*CHALLENGE*: The listing must be reproduced in full, exactly as it stands.

[Rows from a figure dataset]
- - -
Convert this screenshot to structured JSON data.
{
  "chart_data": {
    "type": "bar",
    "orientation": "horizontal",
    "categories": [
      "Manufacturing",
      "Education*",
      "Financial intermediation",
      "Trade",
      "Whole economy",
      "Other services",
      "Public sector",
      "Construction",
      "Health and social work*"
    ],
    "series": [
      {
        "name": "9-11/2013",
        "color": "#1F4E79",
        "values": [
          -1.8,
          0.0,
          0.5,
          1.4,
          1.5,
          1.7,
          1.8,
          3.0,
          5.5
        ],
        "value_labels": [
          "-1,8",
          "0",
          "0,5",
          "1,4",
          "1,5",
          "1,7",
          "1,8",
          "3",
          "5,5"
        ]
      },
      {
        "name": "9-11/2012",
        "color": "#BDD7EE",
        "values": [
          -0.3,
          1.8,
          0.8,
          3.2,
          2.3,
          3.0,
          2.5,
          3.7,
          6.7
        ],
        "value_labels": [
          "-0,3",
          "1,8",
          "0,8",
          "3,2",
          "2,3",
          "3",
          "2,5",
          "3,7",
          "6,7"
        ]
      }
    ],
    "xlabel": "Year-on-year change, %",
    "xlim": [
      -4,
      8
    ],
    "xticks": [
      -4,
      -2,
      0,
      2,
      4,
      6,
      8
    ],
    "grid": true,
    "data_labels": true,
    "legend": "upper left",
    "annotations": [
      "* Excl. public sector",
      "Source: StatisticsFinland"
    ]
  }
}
- - -
*REPLY TO THE TASK*:
Convert this screenshot to structured JSON data.
{
  "chart_data": {
    "type": "bar",
    "orientation": "horizontal",
    "categories": [
      "Manufacturing",
      "Education*",
      "Financial intermediation",
      "Trade",
      "Whole economy",
      "Other services",
      "Public sector",
      "Construction",
      "Health and social work*"
    ],
    "series": [
      {
        "name": "9-11/2013",
        "color": "#1F4E79",
        "values": [
          -1.8,
          0.0,
          0.5,
          1.4,
          1.5,
          1.7,
          1.8,
          3.0,
          5.5
        ],
        "value_labels": [
          "-1,8",
          "0",
          "0,5",
          "1,4",
          "1,5",
          "1,7",
          "1,8",
          "3",
          "5,5"
        ]
      },
      {
        "name": "9-11/2012",
        "color": "#BDD7EE",
        "values": [
          -0.3,
          1.8,
          0.8,
          3.2,
          2.3,
          3.0,
          2.5,
          3.7,
          6.7
        ],
        "value_labels": [
          "-0,3",
          "1,8",
          "0,8",
          "3,2",
          "2,3",
          "3",
          "2,5",
          "3,7",
          "6,7"
        ]
      }
    ],
    "xlabel": "Year-on-year change, %",
    "xlim": [
      -4,
      8
    ],
    "xticks": [
      -4,
      -2,
      0,
      2,
      4,
      6,
      8
    ],
    "grid": true,
    "data_labels": true,
    "legend": "upper left",
    "annotations": [
      "* Excl. public sector",
      "Source: StatisticsFinland"
    ]
  }
}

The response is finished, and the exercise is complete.